Dataset items

— BEGIN —

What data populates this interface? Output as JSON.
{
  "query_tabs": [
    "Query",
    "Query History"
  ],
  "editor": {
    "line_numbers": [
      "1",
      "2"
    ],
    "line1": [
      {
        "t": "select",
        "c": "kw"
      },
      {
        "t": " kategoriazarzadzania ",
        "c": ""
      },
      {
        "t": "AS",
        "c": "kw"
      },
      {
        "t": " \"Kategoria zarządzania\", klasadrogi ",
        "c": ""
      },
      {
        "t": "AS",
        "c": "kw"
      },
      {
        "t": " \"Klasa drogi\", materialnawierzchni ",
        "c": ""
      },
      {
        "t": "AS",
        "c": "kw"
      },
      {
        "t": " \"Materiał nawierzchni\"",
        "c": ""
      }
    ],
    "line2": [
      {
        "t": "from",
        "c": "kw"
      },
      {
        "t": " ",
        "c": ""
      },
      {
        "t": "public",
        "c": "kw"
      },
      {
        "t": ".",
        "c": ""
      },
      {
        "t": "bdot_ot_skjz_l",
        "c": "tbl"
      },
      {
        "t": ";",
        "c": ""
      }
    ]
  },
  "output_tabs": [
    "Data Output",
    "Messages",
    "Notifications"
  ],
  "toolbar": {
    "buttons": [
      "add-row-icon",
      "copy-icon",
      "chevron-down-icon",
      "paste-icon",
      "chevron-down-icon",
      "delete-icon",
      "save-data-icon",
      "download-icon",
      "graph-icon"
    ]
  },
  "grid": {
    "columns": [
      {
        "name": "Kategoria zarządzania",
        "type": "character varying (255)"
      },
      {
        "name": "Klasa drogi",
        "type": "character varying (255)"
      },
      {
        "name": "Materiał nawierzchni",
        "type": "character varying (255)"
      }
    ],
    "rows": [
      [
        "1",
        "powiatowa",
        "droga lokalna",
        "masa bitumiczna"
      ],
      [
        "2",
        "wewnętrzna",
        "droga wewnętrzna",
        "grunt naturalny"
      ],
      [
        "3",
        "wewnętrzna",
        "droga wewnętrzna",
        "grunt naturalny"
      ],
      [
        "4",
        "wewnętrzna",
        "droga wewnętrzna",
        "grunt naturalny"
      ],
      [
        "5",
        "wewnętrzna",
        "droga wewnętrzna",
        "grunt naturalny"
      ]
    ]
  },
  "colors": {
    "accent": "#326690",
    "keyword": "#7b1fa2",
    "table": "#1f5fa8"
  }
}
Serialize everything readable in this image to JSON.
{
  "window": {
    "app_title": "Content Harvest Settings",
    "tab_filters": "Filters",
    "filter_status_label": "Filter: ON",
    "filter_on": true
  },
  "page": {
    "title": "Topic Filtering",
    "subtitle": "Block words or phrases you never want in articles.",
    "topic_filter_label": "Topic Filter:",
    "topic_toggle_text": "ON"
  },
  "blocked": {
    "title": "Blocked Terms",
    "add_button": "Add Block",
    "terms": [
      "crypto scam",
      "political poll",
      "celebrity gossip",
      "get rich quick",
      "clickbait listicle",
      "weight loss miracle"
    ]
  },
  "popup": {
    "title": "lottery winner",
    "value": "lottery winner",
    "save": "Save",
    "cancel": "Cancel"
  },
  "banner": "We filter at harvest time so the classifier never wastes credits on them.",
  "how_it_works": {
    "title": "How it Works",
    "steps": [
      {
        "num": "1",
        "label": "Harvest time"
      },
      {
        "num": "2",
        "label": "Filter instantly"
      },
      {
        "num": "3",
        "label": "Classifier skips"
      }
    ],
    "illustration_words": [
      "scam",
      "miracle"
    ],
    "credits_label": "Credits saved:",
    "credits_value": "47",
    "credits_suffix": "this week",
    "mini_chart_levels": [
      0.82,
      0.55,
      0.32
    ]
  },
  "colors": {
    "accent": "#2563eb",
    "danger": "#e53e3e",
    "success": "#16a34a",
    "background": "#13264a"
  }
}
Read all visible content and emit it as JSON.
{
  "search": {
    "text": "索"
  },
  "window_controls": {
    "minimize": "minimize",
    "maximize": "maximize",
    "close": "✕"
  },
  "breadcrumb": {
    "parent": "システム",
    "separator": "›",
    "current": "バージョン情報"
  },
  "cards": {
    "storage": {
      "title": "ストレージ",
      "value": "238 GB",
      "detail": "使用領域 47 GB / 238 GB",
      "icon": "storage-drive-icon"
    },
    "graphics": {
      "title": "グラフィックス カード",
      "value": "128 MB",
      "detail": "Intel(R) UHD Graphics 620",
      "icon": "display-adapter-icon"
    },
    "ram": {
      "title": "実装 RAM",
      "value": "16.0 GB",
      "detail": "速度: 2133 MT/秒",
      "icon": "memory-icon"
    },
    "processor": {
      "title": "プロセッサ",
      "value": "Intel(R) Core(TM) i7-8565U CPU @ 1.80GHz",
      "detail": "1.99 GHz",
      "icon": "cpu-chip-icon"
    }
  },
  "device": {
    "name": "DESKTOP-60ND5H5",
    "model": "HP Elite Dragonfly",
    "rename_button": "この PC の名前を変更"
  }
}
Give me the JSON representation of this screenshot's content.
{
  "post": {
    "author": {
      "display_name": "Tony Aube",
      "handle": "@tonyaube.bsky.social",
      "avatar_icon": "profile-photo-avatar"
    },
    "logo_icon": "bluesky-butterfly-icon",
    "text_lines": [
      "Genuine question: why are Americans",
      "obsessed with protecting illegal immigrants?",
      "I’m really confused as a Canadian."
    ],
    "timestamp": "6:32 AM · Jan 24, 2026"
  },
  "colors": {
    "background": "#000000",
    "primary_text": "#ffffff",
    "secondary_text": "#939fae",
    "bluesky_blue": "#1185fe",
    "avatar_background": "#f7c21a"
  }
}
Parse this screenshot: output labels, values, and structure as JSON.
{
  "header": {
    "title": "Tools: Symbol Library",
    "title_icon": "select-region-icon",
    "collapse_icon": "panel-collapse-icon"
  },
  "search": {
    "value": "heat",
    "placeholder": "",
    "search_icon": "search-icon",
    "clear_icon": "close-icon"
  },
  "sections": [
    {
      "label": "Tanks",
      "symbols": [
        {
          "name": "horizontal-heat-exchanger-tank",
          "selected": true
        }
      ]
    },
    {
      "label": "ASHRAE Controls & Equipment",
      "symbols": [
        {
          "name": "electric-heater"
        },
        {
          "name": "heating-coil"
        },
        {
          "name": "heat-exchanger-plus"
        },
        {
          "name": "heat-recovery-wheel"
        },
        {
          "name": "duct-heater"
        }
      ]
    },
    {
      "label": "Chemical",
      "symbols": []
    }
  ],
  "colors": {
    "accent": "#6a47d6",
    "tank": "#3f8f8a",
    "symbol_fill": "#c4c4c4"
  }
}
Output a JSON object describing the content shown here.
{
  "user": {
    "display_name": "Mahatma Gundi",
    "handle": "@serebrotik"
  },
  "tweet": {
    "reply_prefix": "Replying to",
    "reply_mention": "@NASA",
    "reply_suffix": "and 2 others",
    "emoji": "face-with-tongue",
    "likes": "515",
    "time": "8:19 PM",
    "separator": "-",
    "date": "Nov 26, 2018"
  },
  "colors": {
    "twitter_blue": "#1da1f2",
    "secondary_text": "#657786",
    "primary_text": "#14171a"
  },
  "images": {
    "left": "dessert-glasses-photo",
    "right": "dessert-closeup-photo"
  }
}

— END —

Challenge:
Give the entries once more, exactly as they appear.

Completed task:
What data populates this interface? Output as JSON.
{
  "query_tabs": [
    "Query",
    "Query History"
  ],
  "editor": {
    "line_numbers": [
      "1",
      "2"
    ],
    "line1": [
      {
        "t": "select",
        "c": "kw"
      },
      {
        "t": " kategoriazarzadzania ",
        "c": ""
      },
      {
        "t": "AS",
        "c": "kw"
      },
      {
        "t": " \"Kategoria zarządzania\", klasadrogi ",
        "c": ""
      },
      {
        "t": "AS",
        "c": "kw"
      },
      {
        "t": " \"Klasa drogi\", materialnawierzchni ",
        "c": ""
      },
      {
        "t": "AS",
        "c": "kw"
      },
      {
        "t": " \"Materiał nawierzchni\"",
        "c": ""
      }
    ],
    "line2": [
      {
        "t": "from",
        "c": "kw"
      },
      {
        "t": " ",
        "c": ""
      },
      {
        "t": "public",
        "c": "kw"
      },
      {
        "t": ".",
        "c": ""
      },
      {
        "t": "bdot_ot_skjz_l",
        "c": "tbl"
      },
      {
        "t": ";",
        "c": ""
      }
    ]
  },
  "output_tabs": [
    "Data Output",
    "Messages",
    "Notifications"
  ],
  "toolbar": {
    "buttons": [
      "add-row-icon",
      "copy-icon",
      "chevron-down-icon",
      "paste-icon",
      "chevron-down-icon",
      "delete-icon",
      "save-data-icon",
      "download-icon",
      "graph-icon"
    ]
  },
  "grid": {
    "columns": [
      {
        "name": "Kategoria zarządzania",
        "type": "character varying (255)"
      },
      {
        "name": "Klasa drogi",
        "type": "character varying (255)"
      },
      {
        "name": "Materiał nawierzchni",
        "type": "character varying (255)"
      }
    ],
    "rows": [
      [
        "1",
        "powiatowa",
        "droga lokalna",
        "masa bitumiczna"
      ],
      [
        "2",
        "wewnętrzna",
        "droga wewnętrzna",
        "grunt naturalny"
      ],
      [
        "3",
        "wewnętrzna",
        "droga wewnętrzna",
        "grunt naturalny"
      ],
      [
        "4",
        "wewnętrzna",
        "droga wewnętrzna",
        "grunt naturalny"
      ],
      [
        "5",
        "wewnętrzna",
        "droga wewnętrzna",
        "grunt naturalny"
      ]
    ]
  },
  "colors": {
    "accent": "#326690",
    "keyword": "#7b1fa2",
    "table": "#1f5fa8"
  }
}
Serialize everything readable in this image to JSON.
{
  "window": {
    "app_title": "Content Harvest Settings",
    "tab_filters": "Filters",
    "filter_status_label": "Filter: ON",
    "filter_on": true
  },
  "page": {
    "title": "Topic Filtering",
    "subtitle": "Block words or phrases you never want in articles.",
    "topic_filter_label": "Topic Filter:",
    "topic_toggle_text": "ON"
  },
  "blocked": {
    "title": "Blocked Terms",
    "add_button": "Add Block",
    "terms": [
      "crypto scam",
      "political poll",
      "celebrity gossip",
      "get rich quick",
      "clickbait listicle",
      "weight loss miracle"
    ]
  },
  "popup": {
    "title": "lottery winner",
    "value": "lottery winner",
    "save": "Save",
    "cancel": "Cancel"
  },
  "banner": "We filter at harvest time so the classifier never wastes credits on them.",
  "how_it_works": {
    "title": "How it Works",
    "steps": [
      {
        "num": "1",
        "label": "Harvest time"
      },
      {
        "num": "2",
        "label": "Filter instantly"
      },
      {
        "num": "3",
        "label": "Classifier skips"
      }
    ],
    "illustration_words": [
      "scam",
      "miracle"
    ],
    "credits_label": "Credits saved:",
    "credits_value": "47",
    "credits_suffix": "this week",
    "mini_chart_levels": [
      0.82,
      0.55,
      0.32
    ]
  },
  "colors": {
    "accent": "#2563eb",
    "danger": "#e53e3e",
    "success": "#16a34a",
    "background": "#13264a"
  }
}
Read all visible content and emit it as JSON.
{
  "search": {
    "text": "索"
  },
  "window_controls": {
    "minimize": "minimize",
    "maximize": "maximize",
    "close": "✕"
  },
  "breadcrumb": {
    "parent": "システム",
    "separator": "›",
    "current": "バージョン情報"
  },
  "cards": {
    "storage": {
      "title": "ストレージ",
      "value": "238 GB",
      "detail": "使用領域 47 GB / 238 GB",
      "icon": "storage-drive-icon"
    },
    "graphics": {
      "title": "グラフィックス カード",
      "value": "128 MB",
      "detail": "Intel(R) UHD Graphics 620",
      "icon": "display-adapter-icon"
    },
    "ram": {
      "title": "実装 RAM",
      "value": "16.0 GB",
      "detail": "速度: 2133 MT/秒",
      "icon": "memory-icon"
    },
    "processor": {
      "title": "プロセッサ",
      "value": "Intel(R) Core(TM) i7-8565U CPU @ 1.80GHz",
      "detail": "1.99 GHz",
      "icon": "cpu-chip-icon"
    }
  },
  "device": {
    "name": "DESKTOP-60ND5H5",
    "model": "HP Elite Dragonfly",
    "rename_button": "この PC の名前を変更"
  }
}
Give me the JSON representation of this screenshot's content.
{
  "post": {
    "author": {
      "display_name": "Tony Aube",
      "handle": "@tonyaube.bsky.social",
      "avatar_icon": "profile-photo-avatar"
    },
    "logo_icon": "bluesky-butterfly-icon",
    "text_lines": [
      "Genuine question: why are Americans",
      "obsessed with protecting illegal immigrants?",
      "I’m really confused as a Canadian."
    ],
    "timestamp": "6:32 AM · Jan 24, 2026"
  },
  "colors": {
    "background": "#000000",
    "primary_text": "#ffffff",
    "secondary_text": "#939fae",
    "bluesky_blue": "#1185fe",
    "avatar_background": "#f7c21a"
  }
}
Parse this screenshot: output labels, values, and structure as JSON.
{
  "header": {
    "title": "Tools: Symbol Library",
    "title_icon": "select-region-icon",
    "collapse_icon": "panel-collapse-icon"
  },
  "search": {
    "value": "heat",
    "placeholder": "",
    "search_icon": "search-icon",
    "clear_icon": "close-icon"
  },
  "sections": [
    {
      "label": "Tanks",
      "symbols": [
        {
          "name": "horizontal-heat-exchanger-tank",
          "selected": true
        }
      ]
    },
    {
      "label": "ASHRAE Controls & Equipment",
      "symbols": [
        {
          "name": "electric-heater"
        },
        {
          "name": "heating-coil"
        },
        {
          "name": "heat-exchanger-plus"
        },
        {
          "name": "heat-recovery-wheel"
        },
        {
          "name": "duct-heater"
        }
      ]
    },
    {
      "label": "Chemical",
      "symbols": []
    }
  ],
  "colors": {
    "accent": "#6a47d6",
    "tank": "#3f8f8a",
    "symbol_fill": "#c4c4c4"
  }
}
Output a JSON object describing the content shown here.
{
  "user": {
    "display_name": "Mahatma Gundi",
    "handle": "@serebrotik"
  },
  "tweet": {
    "reply_prefix": "Replying to",
    "reply_mention": "@NASA",
    "reply_suffix": "and 2 others",
    "emoji": "face-with-tongue",
    "likes": "515",
    "time": "8:19 PM",
    "separator": "-",
    "date": "Nov 26, 2018"
  },
  "colors": {
    "twitter_blue": "#1da1f2",
    "secondary_text": "#657786",
    "primary_text": "#14171a"
  },
  "images": {
    "left": "dessert-glasses-photo",
    "right": "dessert-closeup-photo"
  }
}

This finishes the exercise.